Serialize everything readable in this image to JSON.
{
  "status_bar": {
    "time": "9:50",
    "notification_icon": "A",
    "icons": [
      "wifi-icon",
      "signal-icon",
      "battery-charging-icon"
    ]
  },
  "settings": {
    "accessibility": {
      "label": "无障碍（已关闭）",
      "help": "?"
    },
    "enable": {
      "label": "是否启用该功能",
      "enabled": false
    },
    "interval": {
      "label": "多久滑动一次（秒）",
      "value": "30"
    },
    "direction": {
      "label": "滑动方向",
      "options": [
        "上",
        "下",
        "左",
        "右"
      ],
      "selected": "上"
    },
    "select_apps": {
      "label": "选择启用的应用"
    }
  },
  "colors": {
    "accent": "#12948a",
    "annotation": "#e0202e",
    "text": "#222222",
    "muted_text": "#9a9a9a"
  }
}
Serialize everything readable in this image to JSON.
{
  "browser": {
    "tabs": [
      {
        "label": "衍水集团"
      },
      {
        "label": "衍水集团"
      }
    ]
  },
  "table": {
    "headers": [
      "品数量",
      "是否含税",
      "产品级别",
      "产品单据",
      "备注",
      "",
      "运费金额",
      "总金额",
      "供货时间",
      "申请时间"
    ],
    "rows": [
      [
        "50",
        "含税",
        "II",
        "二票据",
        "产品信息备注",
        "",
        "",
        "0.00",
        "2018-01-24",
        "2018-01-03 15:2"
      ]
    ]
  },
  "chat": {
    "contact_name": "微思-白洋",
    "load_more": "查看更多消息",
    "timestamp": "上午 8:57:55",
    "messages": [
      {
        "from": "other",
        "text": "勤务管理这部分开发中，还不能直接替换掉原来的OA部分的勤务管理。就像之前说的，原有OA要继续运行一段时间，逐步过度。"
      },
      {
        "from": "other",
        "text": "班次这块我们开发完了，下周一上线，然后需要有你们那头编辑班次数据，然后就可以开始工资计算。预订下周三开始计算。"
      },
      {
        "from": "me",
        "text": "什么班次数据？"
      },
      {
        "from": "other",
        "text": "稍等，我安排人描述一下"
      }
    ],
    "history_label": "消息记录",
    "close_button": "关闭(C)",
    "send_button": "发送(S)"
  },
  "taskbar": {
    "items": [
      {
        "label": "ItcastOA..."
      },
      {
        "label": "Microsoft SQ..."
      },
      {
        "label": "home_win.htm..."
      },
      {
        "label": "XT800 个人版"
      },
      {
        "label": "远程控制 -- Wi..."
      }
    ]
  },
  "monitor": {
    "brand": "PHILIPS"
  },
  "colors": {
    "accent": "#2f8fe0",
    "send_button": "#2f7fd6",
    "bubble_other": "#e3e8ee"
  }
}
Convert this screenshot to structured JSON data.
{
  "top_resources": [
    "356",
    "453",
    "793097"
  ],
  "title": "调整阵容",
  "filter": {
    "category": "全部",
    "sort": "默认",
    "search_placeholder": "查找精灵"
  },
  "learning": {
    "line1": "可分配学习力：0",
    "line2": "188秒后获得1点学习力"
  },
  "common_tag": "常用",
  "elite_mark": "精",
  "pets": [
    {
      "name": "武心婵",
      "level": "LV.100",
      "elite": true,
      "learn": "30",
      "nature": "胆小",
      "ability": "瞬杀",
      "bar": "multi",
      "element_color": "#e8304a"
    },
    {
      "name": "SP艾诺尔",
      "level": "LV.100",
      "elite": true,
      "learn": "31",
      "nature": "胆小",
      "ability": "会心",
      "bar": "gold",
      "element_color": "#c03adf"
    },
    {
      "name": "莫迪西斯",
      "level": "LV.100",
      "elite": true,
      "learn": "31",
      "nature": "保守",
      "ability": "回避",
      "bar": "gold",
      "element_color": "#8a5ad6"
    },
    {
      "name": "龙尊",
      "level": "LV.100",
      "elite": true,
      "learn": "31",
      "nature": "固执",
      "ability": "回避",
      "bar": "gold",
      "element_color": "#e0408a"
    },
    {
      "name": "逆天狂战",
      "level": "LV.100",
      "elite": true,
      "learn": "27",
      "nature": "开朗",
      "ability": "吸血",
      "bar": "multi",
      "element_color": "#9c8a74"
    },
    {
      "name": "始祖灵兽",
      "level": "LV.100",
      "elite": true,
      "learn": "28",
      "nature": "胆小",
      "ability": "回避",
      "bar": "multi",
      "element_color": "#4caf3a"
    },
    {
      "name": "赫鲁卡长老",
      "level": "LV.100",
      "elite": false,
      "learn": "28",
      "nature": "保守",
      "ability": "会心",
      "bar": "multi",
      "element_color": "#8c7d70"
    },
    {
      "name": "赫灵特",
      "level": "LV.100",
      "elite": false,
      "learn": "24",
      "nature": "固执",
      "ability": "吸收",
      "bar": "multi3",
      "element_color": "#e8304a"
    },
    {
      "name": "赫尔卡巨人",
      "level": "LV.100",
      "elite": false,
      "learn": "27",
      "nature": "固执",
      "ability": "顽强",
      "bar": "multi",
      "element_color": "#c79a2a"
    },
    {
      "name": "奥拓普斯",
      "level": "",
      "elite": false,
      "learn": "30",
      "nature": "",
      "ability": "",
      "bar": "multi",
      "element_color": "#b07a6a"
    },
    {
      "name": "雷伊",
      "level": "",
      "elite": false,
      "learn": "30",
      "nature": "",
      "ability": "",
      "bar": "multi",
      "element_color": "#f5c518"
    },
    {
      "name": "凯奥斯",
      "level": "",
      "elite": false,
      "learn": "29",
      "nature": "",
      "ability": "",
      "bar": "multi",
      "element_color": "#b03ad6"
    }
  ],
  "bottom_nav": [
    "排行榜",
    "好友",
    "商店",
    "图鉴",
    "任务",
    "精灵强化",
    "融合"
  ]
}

- GOAL -
Please output every record, keeping each line exact.

- THE RESPONSE -
Serialize everything readable in this image to JSON.
{
  "status_bar": {
    "time": "9:50",
    "notification_icon": "A",
    "icons": [
      "wifi-icon",
      "signal-icon",
      "battery-charging-icon"
    ]
  },
  "settings": {
    "accessibility": {
      "label": "无障碍（已关闭）",
      "help": "?"
    },
    "enable": {
      "label": "是否启用该功能",
      "enabled": false
    },
    "interval": {
      "label": "多久滑动一次（秒）",
      "value": "30"
    },
    "direction": {
      "label": "滑动方向",
      "options": [
        "上",
        "下",
        "左",
        "右"
      ],
      "selected": "上"
    },
    "select_apps": {
      "label": "选择启用的应用"
    }
  },
  "colors": {
    "accent": "#12948a",
    "annotation": "#e0202e",
    "text": "#222222",
    "muted_text": "#9a9a9a"
  }
}
Serialize everything readable in this image to JSON.
{
  "browser": {
    "tabs": [
      {
        "label": "衍水集团"
      },
      {
        "label": "衍水集团"
      }
    ]
  },
  "table": {
    "headers": [
      "品数量",
      "是否含税",
      "产品级别",
      "产品单据",
      "备注",
      "",
      "运费金额",
      "总金额",
      "供货时间",
      "申请时间"
    ],
    "rows": [
      [
        "50",
        "含税",
        "II",
        "二票据",
        "产品信息备注",
        "",
        "",
        "0.00",
        "2018-01-24",
        "2018-01-03 15:2"
      ]
    ]
  },
  "chat": {
    "contact_name": "微思-白洋",
    "load_more": "查看更多消息",
    "timestamp": "上午 8:57:55",
    "messages": [
      {
        "from": "other",
        "text": "勤务管理这部分开发中，还不能直接替换掉原来的OA部分的勤务管理。就像之前说的，原有OA要继续运行一段时间，逐步过度。"
      },
      {
        "from": "other",
        "text": "班次这块我们开发完了，下周一上线，然后需要有你们那头编辑班次数据，然后就可以开始工资计算。预订下周三开始计算。"
      },
      {
        "from": "me",
        "text": "什么班次数据？"
      },
      {
        "from": "other",
        "text": "稍等，我安排人描述一下"
      }
    ],
    "history_label": "消息记录",
    "close_button": "关闭(C)",
    "send_button": "发送(S)"
  },
  "taskbar": {
    "items": [
      {
        "label": "ItcastOA..."
      },
      {
        "label": "Microsoft SQ..."
      },
      {
        "label": "home_win.htm..."
      },
      {
        "label": "XT800 个人版"
      },
      {
        "label": "远程控制 -- Wi..."
      }
    ]
  },
  "monitor": {
    "brand": "PHILIPS"
  },
  "colors": {
    "accent": "#2f8fe0",
    "send_button": "#2f7fd6",
    "bubble_other": "#e3e8ee"
  }
}
Convert this screenshot to structured JSON data.
{
  "top_resources": [
    "356",
    "453",
    "793097"
  ],
  "title": "调整阵容",
  "filter": {
    "category": "全部",
    "sort": "默认",
    "search_placeholder": "查找精灵"
  },
  "learning": {
    "line1": "可分配学习力：0",
    "line2": "188秒后获得1点学习力"
  },
  "common_tag": "常用",
  "elite_mark": "精",
  "pets": [
    {
      "name": "武心婵",
      "level": "LV.100",
      "elite": true,
      "learn": "30",
      "nature": "胆小",
      "ability": "瞬杀",
      "bar": "multi",
      "element_color": "#e8304a"
    },
    {
      "name": "SP艾诺尔",
      "level": "LV.100",
      "elite": true,
      "learn": "31",
      "nature": "胆小",
      "ability": "会心",
      "bar": "gold",
      "element_color": "#c03adf"
    },
    {
      "name": "莫迪西斯",
      "level": "LV.100",
      "elite": true,
      "learn": "31",
      "nature": "保守",
      "ability": "回避",
      "bar": "gold",
      "element_color": "#8a5ad6"
    },
    {
      "name": "龙尊",
      "level": "LV.100",
      "elite": true,
      "learn": "31",
      "nature": "固执",
      "ability": "回避",
      "bar": "gold",
      "element_color": "#e0408a"
    },
    {
      "name": "逆天狂战",
      "level": "LV.100",
      "elite": true,
      "learn": "27",
      "nature": "开朗",
      "ability": "吸血",
      "bar": "multi",
      "element_color": "#9c8a74"
    },
    {
      "name": "始祖灵兽",
      "level": "LV.100",
      "elite": true,
      "learn": "28",
      "nature": "胆小",
      "ability": "回避",
      "bar": "multi",
      "element_color": "#4caf3a"
    },
    {
      "name": "赫鲁卡长老",
      "level": "LV.100",
      "elite": false,
      "learn": "28",
      "nature": "保守",
      "ability": "会心",
      "bar": "multi",
      "element_color": "#8c7d70"
    },
    {
      "name": "赫灵特",
      "level": "LV.100",
      "elite": false,
      "learn": "24",
      "nature": "固执",
      "ability": "吸收",
      "bar": "multi3",
      "element_color": "#e8304a"
    },
    {
      "name": "赫尔卡巨人",
      "level": "LV.100",
      "elite": false,
      "learn": "27",
      "nature": "固执",
      "ability": "顽强",
      "bar": "multi",
      "element_color": "#c79a2a"
    },
    {
      "name": "奥拓普斯",
      "level": "",
      "elite": false,
      "learn": "30",
      "nature": "",
      "ability": "",
      "bar": "multi",
      "element_color": "#b07a6a"
    },
    {
      "name": "雷伊",
      "level": "",
      "elite": false,
      "learn": "30",
      "nature": "",
      "ability": "",
      "bar": "multi",
      "element_color": "#f5c518"
    },
    {
      "name": "凯奥斯",
      "level": "",
      "elite": false,
      "learn": "29",
      "nature": "",
      "ability": "",
      "bar": "multi",
      "element_color": "#b03ad6"
    }
  ],
  "bottom_nav": [
    "排行榜",
    "好友",
    "商店",
    "图鉴",
    "任务",
    "精灵强化",
    "融合"
  ]
}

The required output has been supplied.